GIVEN REQUEST: Repeat all of the data precisely.

--- Start ---

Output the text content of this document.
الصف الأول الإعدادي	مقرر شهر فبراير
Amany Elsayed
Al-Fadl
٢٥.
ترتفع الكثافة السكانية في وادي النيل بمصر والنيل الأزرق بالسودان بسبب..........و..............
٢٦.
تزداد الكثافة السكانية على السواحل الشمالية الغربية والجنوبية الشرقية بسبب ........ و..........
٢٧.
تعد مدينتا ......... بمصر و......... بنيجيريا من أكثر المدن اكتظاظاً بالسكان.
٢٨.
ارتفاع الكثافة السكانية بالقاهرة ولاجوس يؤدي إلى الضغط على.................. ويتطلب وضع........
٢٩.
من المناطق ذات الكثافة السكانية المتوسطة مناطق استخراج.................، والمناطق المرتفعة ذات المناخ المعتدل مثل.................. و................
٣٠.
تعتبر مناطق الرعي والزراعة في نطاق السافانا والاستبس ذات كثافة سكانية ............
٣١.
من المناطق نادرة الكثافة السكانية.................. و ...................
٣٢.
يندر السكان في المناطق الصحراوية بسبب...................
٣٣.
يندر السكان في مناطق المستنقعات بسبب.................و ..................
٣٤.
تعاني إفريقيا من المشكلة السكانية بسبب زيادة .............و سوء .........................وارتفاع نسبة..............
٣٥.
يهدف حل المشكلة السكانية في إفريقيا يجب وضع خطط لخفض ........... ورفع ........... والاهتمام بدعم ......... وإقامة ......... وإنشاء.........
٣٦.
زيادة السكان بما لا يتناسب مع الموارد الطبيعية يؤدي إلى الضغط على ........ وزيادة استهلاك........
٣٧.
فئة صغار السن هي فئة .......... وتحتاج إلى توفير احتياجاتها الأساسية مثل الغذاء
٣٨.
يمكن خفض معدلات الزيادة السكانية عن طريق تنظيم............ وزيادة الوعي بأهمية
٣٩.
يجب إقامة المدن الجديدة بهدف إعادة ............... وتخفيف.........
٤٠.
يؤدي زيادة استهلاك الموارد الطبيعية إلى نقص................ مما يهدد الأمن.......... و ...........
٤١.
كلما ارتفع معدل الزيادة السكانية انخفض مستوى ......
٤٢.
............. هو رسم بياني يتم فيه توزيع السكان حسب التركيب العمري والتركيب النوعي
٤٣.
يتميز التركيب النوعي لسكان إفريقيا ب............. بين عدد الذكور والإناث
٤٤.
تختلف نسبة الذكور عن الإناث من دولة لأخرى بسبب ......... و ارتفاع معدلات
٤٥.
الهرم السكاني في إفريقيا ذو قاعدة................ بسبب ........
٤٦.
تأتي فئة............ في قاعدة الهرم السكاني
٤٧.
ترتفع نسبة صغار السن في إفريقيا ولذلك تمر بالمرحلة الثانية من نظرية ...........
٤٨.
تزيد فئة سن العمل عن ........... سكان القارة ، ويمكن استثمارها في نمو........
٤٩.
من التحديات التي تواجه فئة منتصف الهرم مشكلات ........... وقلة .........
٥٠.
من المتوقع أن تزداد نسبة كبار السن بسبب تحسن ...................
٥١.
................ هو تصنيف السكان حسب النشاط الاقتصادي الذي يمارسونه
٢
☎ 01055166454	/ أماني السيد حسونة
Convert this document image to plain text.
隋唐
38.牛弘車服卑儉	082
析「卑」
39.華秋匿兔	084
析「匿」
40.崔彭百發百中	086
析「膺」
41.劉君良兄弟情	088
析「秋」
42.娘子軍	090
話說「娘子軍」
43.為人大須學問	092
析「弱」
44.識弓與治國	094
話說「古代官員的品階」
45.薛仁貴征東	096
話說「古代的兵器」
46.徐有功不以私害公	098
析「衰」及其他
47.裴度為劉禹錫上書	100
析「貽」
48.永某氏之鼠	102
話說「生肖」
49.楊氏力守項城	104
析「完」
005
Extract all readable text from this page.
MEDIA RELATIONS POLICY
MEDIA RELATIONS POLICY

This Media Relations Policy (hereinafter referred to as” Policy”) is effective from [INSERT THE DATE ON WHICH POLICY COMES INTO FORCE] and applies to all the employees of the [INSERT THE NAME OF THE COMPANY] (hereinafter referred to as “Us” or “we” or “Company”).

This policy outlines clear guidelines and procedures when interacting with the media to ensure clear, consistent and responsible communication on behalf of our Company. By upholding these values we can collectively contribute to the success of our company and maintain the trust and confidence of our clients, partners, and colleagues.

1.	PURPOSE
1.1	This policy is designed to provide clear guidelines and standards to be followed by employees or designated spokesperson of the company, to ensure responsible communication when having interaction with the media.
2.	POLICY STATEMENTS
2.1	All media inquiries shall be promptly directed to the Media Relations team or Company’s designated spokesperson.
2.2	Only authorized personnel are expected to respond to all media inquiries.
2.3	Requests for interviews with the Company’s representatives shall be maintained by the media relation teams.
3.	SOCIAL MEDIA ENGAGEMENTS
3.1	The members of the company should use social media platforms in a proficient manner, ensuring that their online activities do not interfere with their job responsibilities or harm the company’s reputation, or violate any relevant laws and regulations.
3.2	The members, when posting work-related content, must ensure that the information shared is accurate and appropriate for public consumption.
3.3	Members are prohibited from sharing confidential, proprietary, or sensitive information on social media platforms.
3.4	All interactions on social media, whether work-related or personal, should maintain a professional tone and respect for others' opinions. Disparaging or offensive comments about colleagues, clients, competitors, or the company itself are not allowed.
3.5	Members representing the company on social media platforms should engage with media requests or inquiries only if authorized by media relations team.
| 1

--- End ---

EXERCISE RESULT:
Output the text content of this document.
الصف الأول الإعدادي	مقرر شهر فبراير
Amany Elsayed
Al-Fadl
٢٥.
ترتفع الكثافة السكانية في وادي النيل بمصر والنيل الأزرق بالسودان بسبب..........و..............
٢٦.
تزداد الكثافة السكانية على السواحل الشمالية الغربية والجنوبية الشرقية بسبب ........ و..........
٢٧.
تعد مدينتا ......... بمصر و......... بنيجيريا من أكثر المدن اكتظاظاً بالسكان.
٢٨.
ارتفاع الكثافة السكانية بالقاهرة ولاجوس يؤدي إلى الضغط على.................. ويتطلب وضع........
٢٩.
من المناطق ذات الكثافة السكانية المتوسطة مناطق استخراج.................، والمناطق المرتفعة ذات المناخ المعتدل مثل.................. و................
٣٠.
تعتبر مناطق الرعي والزراعة في نطاق السافانا والاستبس ذات كثافة سكانية ............
٣١.
من المناطق نادرة الكثافة السكانية.................. و ...................
٣٢.
يندر السكان في المناطق الصحراوية بسبب...................
٣٣.
يندر السكان في مناطق المستنقعات بسبب.................و ..................
٣٤.
تعاني إفريقيا من المشكلة السكانية بسبب زيادة .............و سوء .........................وارتفاع نسبة..............
٣٥.
يهدف حل المشكلة السكانية في إفريقيا يجب وضع خطط لخفض ........... ورفع ........... والاهتمام بدعم ......... وإقامة ......... وإنشاء.........
٣٦.
زيادة السكان بما لا يتناسب مع الموارد الطبيعية يؤدي إلى الضغط على ........ وزيادة استهلاك........
٣٧.
فئة صغار السن هي فئة .......... وتحتاج إلى توفير احتياجاتها الأساسية مثل الغذاء
٣٨.
يمكن خفض معدلات الزيادة السكانية عن طريق تنظيم............ وزيادة الوعي بأهمية
٣٩.
يجب إقامة المدن الجديدة بهدف إعادة ............... وتخفيف.........
٤٠.
يؤدي زيادة استهلاك الموارد الطبيعية إلى نقص................ مما يهدد الأمن.......... و ...........
٤١.
كلما ارتفع معدل الزيادة السكانية انخفض مستوى ......
٤٢.
............. هو رسم بياني يتم فيه توزيع السكان حسب التركيب العمري والتركيب النوعي
٤٣.
يتميز التركيب النوعي لسكان إفريقيا ب............. بين عدد الذكور والإناث
٤٤.
تختلف نسبة الذكور عن الإناث من دولة لأخرى بسبب ......... و ارتفاع معدلات
٤٥.
الهرم السكاني في إفريقيا ذو قاعدة................ بسبب ........
٤٦.
تأتي فئة............ في قاعدة الهرم السكاني
٤٧.
ترتفع نسبة صغار السن في إفريقيا ولذلك تمر بالمرحلة الثانية من نظرية ...........
٤٨.
تزيد فئة سن العمل عن ........... سكان القارة ، ويمكن استثمارها في نمو........
٤٩.
من التحديات التي تواجه فئة منتصف الهرم مشكلات ........... وقلة .........
٥٠.
من المتوقع أن تزداد نسبة كبار السن بسبب تحسن ...................
٥١.
................ هو تصنيف السكان حسب النشاط الاقتصادي الذي يمارسونه
٢
☎ 01055166454	/ أماني السيد حسونة
Convert this document image to plain text.
隋唐
38.牛弘車服卑儉	082
析「卑」
39.華秋匿兔	084
析「匿」
40.崔彭百發百中	086
析「膺」
41.劉君良兄弟情	088
析「秋」
42.娘子軍	090
話說「娘子軍」
43.為人大須學問	092
析「弱」
44.識弓與治國	094
話說「古代官員的品階」
45.薛仁貴征東	096
話說「古代的兵器」
46.徐有功不以私害公	098
析「衰」及其他
47.裴度為劉禹錫上書	100
析「貽」
48.永某氏之鼠	102
話說「生肖」
49.楊氏力守項城	104
析「完」
005
Extract all readable text from this page.
MEDIA RELATIONS POLICY
MEDIA RELATIONS POLICY

This Media Relations Policy (hereinafter referred to as” Policy”) is effective from [INSERT THE DATE ON WHICH POLICY COMES INTO FORCE] and applies to all the employees of the [INSERT THE NAME OF THE COMPANY] (hereinafter referred to as “Us” or “we” or “Company”).

This policy outlines clear guidelines and procedures when interacting with the media to ensure clear, consistent and responsible communication on behalf of our Company. By upholding these values we can collectively contribute to the success of our company and maintain the trust and confidence of our clients, partners, and colleagues.

1.	PURPOSE
1.1	This policy is designed to provide clear guidelines and standards to be followed by employees or designated spokesperson of the company, to ensure responsible communication when having interaction with the media.
2.	POLICY STATEMENTS
2.1	All media inquiries shall be promptly directed to the Media Relations team or Company’s designated spokesperson.
2.2	Only authorized personnel are expected to respond to all media inquiries.
2.3	Requests for interviews with the Company’s representatives shall be maintained by the media relation teams.
3.	SOCIAL MEDIA ENGAGEMENTS
3.1	The members of the company should use social media platforms in a proficient manner, ensuring that their online activities do not interfere with their job responsibilities or harm the company’s reputation, or violate any relevant laws and regulations.
3.2	The members, when posting work-related content, must ensure that the information shared is accurate and appropriate for public consumption.
3.3	Members are prohibited from sharing confidential, proprietary, or sensitive information on social media platforms.
3.4	All interactions on social media, whether work-related or personal, should maintain a professional tone and respect for others' opinions. Disparaging or offensive comments about colleagues, clients, competitors, or the company itself are not allowed.
3.5	Members representing the company on social media platforms should engage with media requests or inquiries only if authorized by media relations team.
| 1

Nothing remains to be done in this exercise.